What is needed: Copy the items from the beginning through the line containing "data-point-type-4-5-2.5 (664, 1860, 710, 1906)", changing each "y-tick-label" to "y-axis-label" and leaving everything else unchanged.

* START Supplied entries *

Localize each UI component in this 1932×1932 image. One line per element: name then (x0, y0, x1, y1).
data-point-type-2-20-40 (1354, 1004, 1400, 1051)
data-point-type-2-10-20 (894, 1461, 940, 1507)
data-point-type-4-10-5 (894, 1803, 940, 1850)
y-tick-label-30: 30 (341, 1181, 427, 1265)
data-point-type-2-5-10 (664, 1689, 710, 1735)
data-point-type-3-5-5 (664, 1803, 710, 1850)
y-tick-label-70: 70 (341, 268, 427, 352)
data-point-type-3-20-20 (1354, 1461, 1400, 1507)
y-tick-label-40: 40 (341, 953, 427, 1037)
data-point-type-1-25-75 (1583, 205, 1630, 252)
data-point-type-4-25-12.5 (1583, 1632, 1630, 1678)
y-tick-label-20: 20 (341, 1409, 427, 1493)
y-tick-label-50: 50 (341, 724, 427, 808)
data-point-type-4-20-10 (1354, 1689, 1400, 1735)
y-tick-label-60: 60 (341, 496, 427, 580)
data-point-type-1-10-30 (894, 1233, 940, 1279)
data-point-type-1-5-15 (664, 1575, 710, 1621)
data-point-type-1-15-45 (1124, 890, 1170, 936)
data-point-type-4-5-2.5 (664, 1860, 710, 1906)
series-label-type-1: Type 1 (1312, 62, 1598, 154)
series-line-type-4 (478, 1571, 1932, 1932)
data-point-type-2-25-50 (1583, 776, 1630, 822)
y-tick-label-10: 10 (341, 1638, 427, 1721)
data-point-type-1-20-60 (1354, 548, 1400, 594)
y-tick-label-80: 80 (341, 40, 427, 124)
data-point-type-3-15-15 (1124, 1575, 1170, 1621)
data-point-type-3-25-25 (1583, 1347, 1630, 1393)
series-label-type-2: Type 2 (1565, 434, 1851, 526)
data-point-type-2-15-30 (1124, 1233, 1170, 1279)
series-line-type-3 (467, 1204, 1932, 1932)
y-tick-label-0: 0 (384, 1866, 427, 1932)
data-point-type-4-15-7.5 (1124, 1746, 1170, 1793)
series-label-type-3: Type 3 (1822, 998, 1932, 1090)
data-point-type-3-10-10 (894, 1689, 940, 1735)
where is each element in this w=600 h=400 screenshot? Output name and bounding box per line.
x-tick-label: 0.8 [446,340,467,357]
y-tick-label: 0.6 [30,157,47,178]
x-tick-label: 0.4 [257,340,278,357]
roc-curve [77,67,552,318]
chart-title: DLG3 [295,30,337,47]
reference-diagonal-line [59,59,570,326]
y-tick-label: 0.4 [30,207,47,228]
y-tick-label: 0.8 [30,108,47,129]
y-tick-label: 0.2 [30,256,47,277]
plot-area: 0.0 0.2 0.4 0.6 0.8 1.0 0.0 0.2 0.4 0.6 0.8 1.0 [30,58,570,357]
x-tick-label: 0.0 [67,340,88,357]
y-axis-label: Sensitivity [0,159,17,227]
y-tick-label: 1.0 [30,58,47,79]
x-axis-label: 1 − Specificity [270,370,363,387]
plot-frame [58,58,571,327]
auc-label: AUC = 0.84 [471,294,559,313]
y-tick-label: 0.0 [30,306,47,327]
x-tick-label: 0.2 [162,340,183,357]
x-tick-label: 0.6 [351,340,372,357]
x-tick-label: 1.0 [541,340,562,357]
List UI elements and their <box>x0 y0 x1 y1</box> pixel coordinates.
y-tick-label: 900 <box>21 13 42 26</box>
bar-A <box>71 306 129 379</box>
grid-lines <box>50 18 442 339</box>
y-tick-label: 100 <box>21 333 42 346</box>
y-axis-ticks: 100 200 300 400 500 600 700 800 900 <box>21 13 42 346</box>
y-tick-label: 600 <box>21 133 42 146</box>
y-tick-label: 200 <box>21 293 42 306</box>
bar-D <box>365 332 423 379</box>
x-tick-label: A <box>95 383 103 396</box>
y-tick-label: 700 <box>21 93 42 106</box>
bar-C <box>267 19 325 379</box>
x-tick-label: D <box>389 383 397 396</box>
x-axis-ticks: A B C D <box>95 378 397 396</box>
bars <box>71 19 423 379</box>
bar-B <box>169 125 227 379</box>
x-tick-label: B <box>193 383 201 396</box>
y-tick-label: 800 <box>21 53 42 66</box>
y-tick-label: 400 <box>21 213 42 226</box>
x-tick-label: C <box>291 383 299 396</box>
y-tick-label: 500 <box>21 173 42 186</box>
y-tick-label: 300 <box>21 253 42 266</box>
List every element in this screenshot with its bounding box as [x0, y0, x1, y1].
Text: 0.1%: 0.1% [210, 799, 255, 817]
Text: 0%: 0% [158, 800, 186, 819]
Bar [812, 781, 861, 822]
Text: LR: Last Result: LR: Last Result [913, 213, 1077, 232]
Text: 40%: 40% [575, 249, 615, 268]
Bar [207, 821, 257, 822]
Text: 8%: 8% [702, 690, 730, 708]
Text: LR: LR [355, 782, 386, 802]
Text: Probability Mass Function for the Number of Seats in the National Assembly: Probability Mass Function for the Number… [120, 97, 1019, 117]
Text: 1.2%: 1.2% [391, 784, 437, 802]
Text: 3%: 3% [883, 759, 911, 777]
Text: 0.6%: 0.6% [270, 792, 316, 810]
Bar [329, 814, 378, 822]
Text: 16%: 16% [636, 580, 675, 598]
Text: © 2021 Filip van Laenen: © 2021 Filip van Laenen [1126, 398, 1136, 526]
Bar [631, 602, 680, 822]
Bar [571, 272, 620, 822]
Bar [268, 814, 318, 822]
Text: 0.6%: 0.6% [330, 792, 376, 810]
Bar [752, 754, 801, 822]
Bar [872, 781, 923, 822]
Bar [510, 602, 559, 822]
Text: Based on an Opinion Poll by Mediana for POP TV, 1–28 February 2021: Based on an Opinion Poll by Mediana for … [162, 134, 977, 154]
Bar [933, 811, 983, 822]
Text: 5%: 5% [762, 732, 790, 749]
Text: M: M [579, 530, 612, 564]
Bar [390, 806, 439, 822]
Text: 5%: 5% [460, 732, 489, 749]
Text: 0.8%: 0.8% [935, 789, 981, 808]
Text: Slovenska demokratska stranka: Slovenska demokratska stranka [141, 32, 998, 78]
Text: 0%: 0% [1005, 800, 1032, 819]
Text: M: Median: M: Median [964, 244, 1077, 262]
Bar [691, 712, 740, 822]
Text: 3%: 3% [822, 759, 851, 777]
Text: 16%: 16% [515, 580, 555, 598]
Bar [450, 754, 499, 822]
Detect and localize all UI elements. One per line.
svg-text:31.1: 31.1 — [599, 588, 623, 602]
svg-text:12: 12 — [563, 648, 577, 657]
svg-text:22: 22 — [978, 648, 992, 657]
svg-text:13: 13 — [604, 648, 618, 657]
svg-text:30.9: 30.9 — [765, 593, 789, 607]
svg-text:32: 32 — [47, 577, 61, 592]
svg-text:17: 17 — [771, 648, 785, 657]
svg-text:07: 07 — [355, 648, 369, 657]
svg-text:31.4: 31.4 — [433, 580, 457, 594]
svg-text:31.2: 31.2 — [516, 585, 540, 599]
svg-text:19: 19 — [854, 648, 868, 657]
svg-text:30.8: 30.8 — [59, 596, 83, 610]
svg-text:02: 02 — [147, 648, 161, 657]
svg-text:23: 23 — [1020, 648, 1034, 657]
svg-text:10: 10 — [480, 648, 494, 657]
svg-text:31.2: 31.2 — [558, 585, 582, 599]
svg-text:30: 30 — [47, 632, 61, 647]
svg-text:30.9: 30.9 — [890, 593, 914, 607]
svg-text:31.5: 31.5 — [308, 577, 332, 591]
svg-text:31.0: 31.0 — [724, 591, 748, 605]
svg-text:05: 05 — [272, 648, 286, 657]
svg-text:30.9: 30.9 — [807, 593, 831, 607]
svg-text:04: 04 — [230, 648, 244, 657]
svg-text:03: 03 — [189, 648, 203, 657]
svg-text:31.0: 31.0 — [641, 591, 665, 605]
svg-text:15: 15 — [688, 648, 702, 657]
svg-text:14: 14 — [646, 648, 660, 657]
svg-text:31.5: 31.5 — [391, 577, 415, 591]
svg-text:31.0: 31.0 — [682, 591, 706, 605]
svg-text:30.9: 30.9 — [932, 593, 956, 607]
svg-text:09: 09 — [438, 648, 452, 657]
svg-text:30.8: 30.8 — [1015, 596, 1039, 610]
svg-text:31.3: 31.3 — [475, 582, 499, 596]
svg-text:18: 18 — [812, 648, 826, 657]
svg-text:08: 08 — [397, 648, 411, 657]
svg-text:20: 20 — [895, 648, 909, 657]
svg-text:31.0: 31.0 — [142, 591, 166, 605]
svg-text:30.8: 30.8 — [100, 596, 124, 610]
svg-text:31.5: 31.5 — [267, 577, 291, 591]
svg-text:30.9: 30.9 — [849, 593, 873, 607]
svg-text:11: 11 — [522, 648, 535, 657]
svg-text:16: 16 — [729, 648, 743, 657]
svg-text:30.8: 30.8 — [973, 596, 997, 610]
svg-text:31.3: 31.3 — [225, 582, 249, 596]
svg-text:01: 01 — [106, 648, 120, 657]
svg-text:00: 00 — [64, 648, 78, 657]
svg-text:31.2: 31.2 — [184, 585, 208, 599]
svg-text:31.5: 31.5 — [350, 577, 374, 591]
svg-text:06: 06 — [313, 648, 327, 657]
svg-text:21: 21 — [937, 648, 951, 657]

* END Supplied entries *

Solution to this exercise:
Localize each UI component in this 1932×1932 image. One line per element: name then (x0, y0, x1, y1).
data-point-type-2-20-40 (1354, 1004, 1400, 1051)
data-point-type-2-10-20 (894, 1461, 940, 1507)
data-point-type-4-10-5 (894, 1803, 940, 1850)
y-axis-label-30: 30 (341, 1181, 427, 1265)
data-point-type-2-5-10 (664, 1689, 710, 1735)
data-point-type-3-5-5 (664, 1803, 710, 1850)
y-axis-label-70: 70 (341, 268, 427, 352)
data-point-type-3-20-20 (1354, 1461, 1400, 1507)
y-axis-label-40: 40 (341, 953, 427, 1037)
data-point-type-1-25-75 (1583, 205, 1630, 252)
data-point-type-4-25-12.5 (1583, 1632, 1630, 1678)
y-axis-label-20: 20 (341, 1409, 427, 1493)
y-axis-label-50: 50 (341, 724, 427, 808)
data-point-type-4-20-10 (1354, 1689, 1400, 1735)
y-axis-label-60: 60 (341, 496, 427, 580)
data-point-type-1-10-30 (894, 1233, 940, 1279)
data-point-type-1-5-15 (664, 1575, 710, 1621)
data-point-type-1-15-45 (1124, 890, 1170, 936)
data-point-type-4-5-2.5 (664, 1860, 710, 1906)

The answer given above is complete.